━━━━━ RECORDS SHOWN ━━━━━

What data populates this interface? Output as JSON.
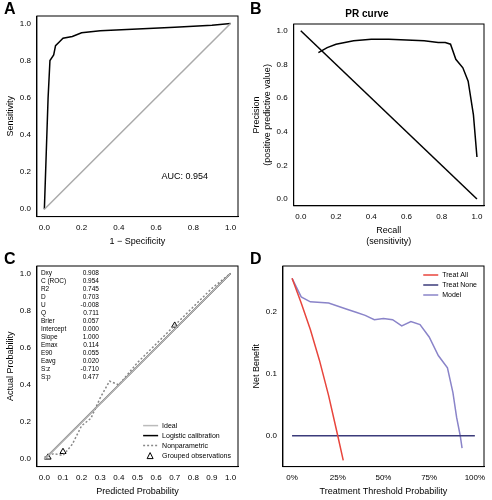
{
  "chart_data": [
    {
      "panel": "A",
      "type": "line",
      "xlabel": "1 − Specificity",
      "ylabel": "Sensitivity",
      "xlim": [
        -0.04,
        1.04
      ],
      "ylim": [
        -0.04,
        1.04
      ],
      "xticks": [
        {
          "value": 0,
          "label": "0.0"
        },
        0.2,
        0.4,
        0.6,
        0.8,
        {
          "value": 1,
          "label": "1.0"
        }
      ],
      "yticks": [
        {
          "value": 0,
          "label": "0.0"
        },
        0.2,
        0.4,
        0.6,
        0.8,
        {
          "value": 1,
          "label": "1.0"
        }
      ],
      "grid": false,
      "annotations": [
        "AUC: 0.954"
      ],
      "series": [
        {
          "color": "#aaaaaa",
          "line_style": "solid",
          "x": [
            0,
            1
          ],
          "values": [
            0,
            1
          ]
        },
        {
          "color": "#000000",
          "line_style": "solid",
          "x": [
            0,
            0.01,
            0.02,
            0.03,
            0.05,
            0.06,
            0.08,
            0.1,
            0.15,
            0.2,
            0.3,
            0.5,
            0.7,
            0.9,
            1
          ],
          "values": [
            0,
            0.3,
            0.6,
            0.8,
            0.83,
            0.88,
            0.9,
            0.92,
            0.93,
            0.95,
            0.96,
            0.97,
            0.98,
            0.99,
            1
          ]
        }
      ]
    },
    {
      "panel": "B",
      "type": "line",
      "title": "PR curve",
      "xlabel": [
        "Recall",
        "(sensitivity)"
      ],
      "ylabel": [
        "Precision",
        "(positive predictive value)"
      ],
      "xlim": [
        -0.04,
        1.04
      ],
      "ylim": [
        -0.04,
        1.04
      ],
      "xticks": [
        {
          "value": 0,
          "label": "0.0"
        },
        0.2,
        0.4,
        0.6,
        0.8,
        {
          "value": 1,
          "label": "1.0"
        }
      ],
      "yticks": [
        {
          "value": 0,
          "label": "0.0"
        },
        0.2,
        0.4,
        0.6,
        0.8,
        {
          "value": 1,
          "label": "1.0"
        }
      ],
      "grid": false,
      "series": [
        {
          "color": "#000000",
          "line_style": "solid",
          "x": [
            0,
            1
          ],
          "values": [
            1,
            0
          ]
        },
        {
          "color": "#000000",
          "line_style": "solid",
          "x": [
            0.1,
            0.15,
            0.2,
            0.3,
            0.4,
            0.5,
            0.6,
            0.7,
            0.78,
            0.82,
            0.85,
            0.88,
            0.92,
            0.95,
            0.98,
            1
          ],
          "values": [
            0.87,
            0.9,
            0.92,
            0.94,
            0.95,
            0.95,
            0.945,
            0.94,
            0.93,
            0.93,
            0.92,
            0.83,
            0.78,
            0.7,
            0.5,
            0.25
          ]
        }
      ]
    },
    {
      "panel": "C",
      "type": "line",
      "xlabel": "Predicted Probability",
      "ylabel": "Actual Probability",
      "xlim": [
        -0.04,
        1.04
      ],
      "ylim": [
        -0.04,
        1.04
      ],
      "xticks": [
        {
          "value": 0,
          "label": "0.0"
        },
        0.1,
        0.2,
        0.3,
        0.4,
        0.5,
        0.6,
        0.7,
        0.8,
        0.9,
        {
          "value": 1,
          "label": "1.0"
        }
      ],
      "yticks": [
        {
          "value": 0,
          "label": "0.0"
        },
        0.2,
        0.4,
        0.6,
        0.8,
        {
          "value": 1,
          "label": "1.0"
        }
      ],
      "grid": false,
      "legend": "bottom-right",
      "stats": [
        {
          "label": "Dxy",
          "value": "0.908"
        },
        {
          "label": "C (ROC)",
          "value": "0.954"
        },
        {
          "label": "R2",
          "value": "0.745"
        },
        {
          "label": "D",
          "value": "0.703"
        },
        {
          "label": "U",
          "value": "-0.008"
        },
        {
          "label": "Q",
          "value": "0.711"
        },
        {
          "label": "Brier",
          "value": "0.057"
        },
        {
          "label": "Intercept",
          "value": "0.000"
        },
        {
          "label": "Slope",
          "value": "1.000"
        },
        {
          "label": "Emax",
          "value": "0.114"
        },
        {
          "label": "E90",
          "value": "0.055"
        },
        {
          "label": "Eavg",
          "value": "0.020"
        },
        {
          "label": "S:z",
          "value": "-0.710"
        },
        {
          "label": "S:p",
          "value": "0.477"
        }
      ],
      "series": [
        {
          "name": "Ideal",
          "color": "#bbbbbb",
          "line_style": "solid",
          "x": [
            0,
            1
          ],
          "values": [
            0,
            1
          ]
        },
        {
          "name": "Logistic calibration",
          "color": "#000000",
          "line_style": "solid",
          "x": [
            0,
            1
          ],
          "values": [
            0,
            1
          ]
        },
        {
          "name": "Nonparametric",
          "color": "#888888",
          "line_style": "dotted",
          "x": [
            0,
            0.05,
            0.1,
            0.15,
            0.2,
            0.25,
            0.3,
            0.35,
            0.4,
            0.5,
            0.6,
            0.7,
            0.8,
            0.9,
            1
          ],
          "values": [
            0.01,
            0.03,
            0.02,
            0.08,
            0.18,
            0.22,
            0.33,
            0.42,
            0.4,
            0.52,
            0.62,
            0.72,
            0.82,
            0.92,
            1
          ]
        },
        {
          "name": "Grouped observations",
          "color": "#000000",
          "marker": "triangle",
          "x": [
            0.02,
            0.1,
            0.7
          ],
          "values": [
            0.01,
            0.04,
            0.72
          ]
        }
      ]
    },
    {
      "panel": "D",
      "type": "line",
      "xlabel": "Treatment Threshold Probability",
      "ylabel": "Net Benefit",
      "xlim": [
        -5,
        105
      ],
      "ylim": [
        -0.05,
        0.275
      ],
      "xticks": [
        {
          "value": 0,
          "label": "0%"
        },
        {
          "value": 25,
          "label": "25%"
        },
        {
          "value": 50,
          "label": "50%"
        },
        {
          "value": 75,
          "label": "75%"
        },
        {
          "value": 100,
          "label": "100%"
        }
      ],
      "yticks": [
        {
          "value": 0,
          "label": "0.0"
        },
        0.1,
        0.2
      ],
      "grid": false,
      "legend": "top-right",
      "series": [
        {
          "name": "Treat All",
          "color": "#e8453c",
          "line_style": "solid",
          "x": [
            0,
            5,
            10,
            15,
            20,
            25,
            28
          ],
          "values": [
            0.255,
            0.215,
            0.172,
            0.122,
            0.065,
            0.0,
            -0.04
          ]
        },
        {
          "name": "Treat None",
          "color": "#3b3b7a",
          "line_style": "solid",
          "x": [
            0,
            100
          ],
          "values": [
            0,
            0
          ]
        },
        {
          "name": "Model",
          "color": "#8a84c9",
          "line_style": "solid",
          "x": [
            0,
            5,
            10,
            20,
            30,
            35,
            40,
            45,
            50,
            55,
            60,
            65,
            70,
            75,
            80,
            85,
            88,
            90,
            92,
            93
          ],
          "values": [
            0.255,
            0.225,
            0.217,
            0.215,
            0.205,
            0.2,
            0.195,
            0.188,
            0.19,
            0.188,
            0.178,
            0.185,
            0.18,
            0.16,
            0.13,
            0.11,
            0.07,
            0.03,
            0.0,
            -0.02
          ]
        }
      ]
    }
  ]
}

━━━━━

TASK DESCRIPTION
Copy out each line exactly, without the pictures.

REPLY
What data populates this interface? Output as JSON.
{
  "chart_data": [
    {
      "panel": "A",
      "type": "line",
      "xlabel": "1 − Specificity",
      "ylabel": "Sensitivity",
      "xlim": [
        -0.04,
        1.04
      ],
      "ylim": [
        -0.04,
        1.04
      ],
      "xticks": [
        {
          "value": 0,
          "label": "0.0"
        },
        0.2,
        0.4,
        0.6,
        0.8,
        {
          "value": 1,
          "label": "1.0"
        }
      ],
      "yticks": [
        {
          "value": 0,
          "label": "0.0"
        },
        0.2,
        0.4,
        0.6,
        0.8,
        {
          "value": 1,
          "label": "1.0"
        }
      ],
      "grid": false,
      "annotations": [
        "AUC: 0.954"
      ],
      "series": [
        {
          "color": "#aaaaaa",
          "line_style": "solid",
          "x": [
            0,
            1
          ],
          "values": [
            0,
            1
          ]
        },
        {
          "color": "#000000",
          "line_style": "solid",
          "x": [
            0,
            0.01,
            0.02,
            0.03,
            0.05,
            0.06,
            0.08,
            0.1,
            0.15,
            0.2,
            0.3,
            0.5,
            0.7,
            0.9,
            1
          ],
          "values": [
            0,
            0.3,
            0.6,
            0.8,
            0.83,
            0.88,
            0.9,
            0.92,
            0.93,
            0.95,
            0.96,
            0.97,
            0.98,
            0.99,
            1
          ]
        }
      ]
    },
    {
      "panel": "B",
      "type": "line",
      "title": "PR curve",
      "xlabel": [
        "Recall",
        "(sensitivity)"
      ],
      "ylabel": [
        "Precision",
        "(positive predictive value)"
      ],
      "xlim": [
        -0.04,
        1.04
      ],
      "ylim": [
        -0.04,
        1.04
      ],
      "xticks": [
        {
          "value": 0,
          "label": "0.0"
        },
        0.2,
        0.4,
        0.6,
        0.8,
        {
          "value": 1,
          "label": "1.0"
        }
      ],
      "yticks": [
        {
          "value": 0,
          "label": "0.0"
        },
        0.2,
        0.4,
        0.6,
        0.8,
        {
          "value": 1,
          "label": "1.0"
        }
      ],
      "grid": false,
      "series": [
        {
          "color": "#000000",
          "line_style": "solid",
          "x": [
            0,
            1
          ],
          "values": [
            1,
            0
          ]
        },
        {
          "color": "#000000",
          "line_style": "solid",
          "x": [
            0.1,
            0.15,
            0.2,
            0.3,
            0.4,
            0.5,
            0.6,
            0.7,
            0.78,
            0.82,
            0.85,
            0.88,
            0.92,
            0.95,
            0.98,
            1
          ],
          "values": [
            0.87,
            0.9,
            0.92,
            0.94,
            0.95,
            0.95,
            0.945,
            0.94,
            0.93,
            0.93,
            0.92,
            0.83,
            0.78,
            0.7,
            0.5,
            0.25
          ]
        }
      ]
    },
    {
      "panel": "C",
      "type": "line",
      "xlabel": "Predicted Probability",
      "ylabel": "Actual Probability",
      "xlim": [
        -0.04,
        1.04
      ],
      "ylim": [
        -0.04,
        1.04
      ],
      "xticks": [
        {
          "value": 0,
          "label": "0.0"
        },
        0.1,
        0.2,
        0.3,
        0.4,
        0.5,
        0.6,
        0.7,
        0.8,
        0.9,
        {
          "value": 1,
          "label": "1.0"
        }
      ],
      "yticks": [
        {
          "value": 0,
          "label": "0.0"
        },
        0.2,
        0.4,
        0.6,
        0.8,
        {
          "value": 1,
          "label": "1.0"
        }
      ],
      "grid": false,
      "legend": "bottom-right",
      "stats": [
        {
          "label": "Dxy",
          "value": "0.908"
        },
        {
          "label": "C (ROC)",
          "value": "0.954"
        },
        {
          "label": "R2",
          "value": "0.745"
        },
        {
          "label": "D",
          "value": "0.703"
        },
        {
          "label": "U",
          "value": "-0.008"
        },
        {
          "label": "Q",
          "value": "0.711"
        },
        {
          "label": "Brier",
          "value": "0.057"
        },
        {
          "label": "Intercept",
          "value": "0.000"
        },
        {
          "label": "Slope",
          "value": "1.000"
        },
        {
          "label": "Emax",
          "value": "0.114"
        },
        {
          "label": "E90",
          "value": "0.055"
        },
        {
          "label": "Eavg",
          "value": "0.020"
        },
        {
          "label": "S:z",
          "value": "-0.710"
        },
        {
          "label": "S:p",
          "value": "0.477"
        }
      ],
      "series": [
        {
          "name": "Ideal",
          "color": "#bbbbbb",
          "line_style": "solid",
          "x": [
            0,
            1
          ],
          "values": [
            0,
            1
          ]
        },
        {
          "name": "Logistic calibration",
          "color": "#000000",
          "line_style": "solid",
          "x": [
            0,
            1
          ],
          "values": [
            0,
            1
          ]
        },
        {
          "name": "Nonparametric",
          "color": "#888888",
          "line_style": "dotted",
          "x": [
            0,
            0.05,
            0.1,
            0.15,
            0.2,
            0.25,
            0.3,
            0.35,
            0.4,
            0.5,
            0.6,
            0.7,
            0.8,
            0.9,
            1
          ],
          "values": [
            0.01,
            0.03,
            0.02,
            0.08,
            0.18,
            0.22,
            0.33,
            0.42,
            0.4,
            0.52,
            0.62,
            0.72,
            0.82,
            0.92,
            1
          ]
        },
        {
          "name": "Grouped observations",
          "color": "#000000",
          "marker": "triangle",
          "x": [
            0.02,
            0.1,
            0.7
          ],
          "values": [
            0.01,
            0.04,
            0.72
          ]
        }
      ]
    },
    {
      "panel": "D",
      "type": "line",
      "xlabel": "Treatment Threshold Probability",
      "ylabel": "Net Benefit",
      "xlim": [
        -5,
        105
      ],
      "ylim": [
        -0.05,
        0.275
      ],
      "xticks": [
        {
          "value": 0,
          "label": "0%"
        },
        {
          "value": 25,
          "label": "25%"
        },
        {
          "value": 50,
          "label": "50%"
        },
        {
          "value": 75,
          "label": "75%"
        },
        {
          "value": 100,
          "label": "100%"
        }
      ],
      "yticks": [
        {
          "value": 0,
          "label": "0.0"
        },
        0.1,
        0.2
      ],
      "grid": false,
      "legend": "top-right",
      "series": [
        {
          "name": "Treat All",
          "color": "#e8453c",
          "line_style": "solid",
          "x": [
            0,
            5,
            10,
            15,
            20,
            25,
            28
          ],
          "values": [
            0.255,
            0.215,
            0.172,
            0.122,
            0.065,
            0.0,
            -0.04
          ]
        },
        {
          "name": "Treat None",
          "color": "#3b3b7a",
          "line_style": "solid",
          "x": [
            0,
            100
          ],
          "values": [
            0,
            0
          ]
        },
        {
          "name": "Model",
          "color": "#8a84c9",
          "line_style": "solid",
          "x": [
            0,
            5,
            10,
            20,
            30,
            35,
            40,
            45,
            50,
            55,
            60,
            65,
            70,
            75,
            80,
            85,
            88,
            90,
            92,
            93
          ],
          "values": [
            0.255,
            0.225,
            0.217,
            0.215,
            0.205,
            0.2,
            0.195,
            0.188,
            0.19,
            0.188,
            0.178,
            0.185,
            0.18,
            0.16,
            0.13,
            0.11,
            0.07,
            0.03,
            0.0,
            -0.02
          ]
        }
      ]
    }
  ]
}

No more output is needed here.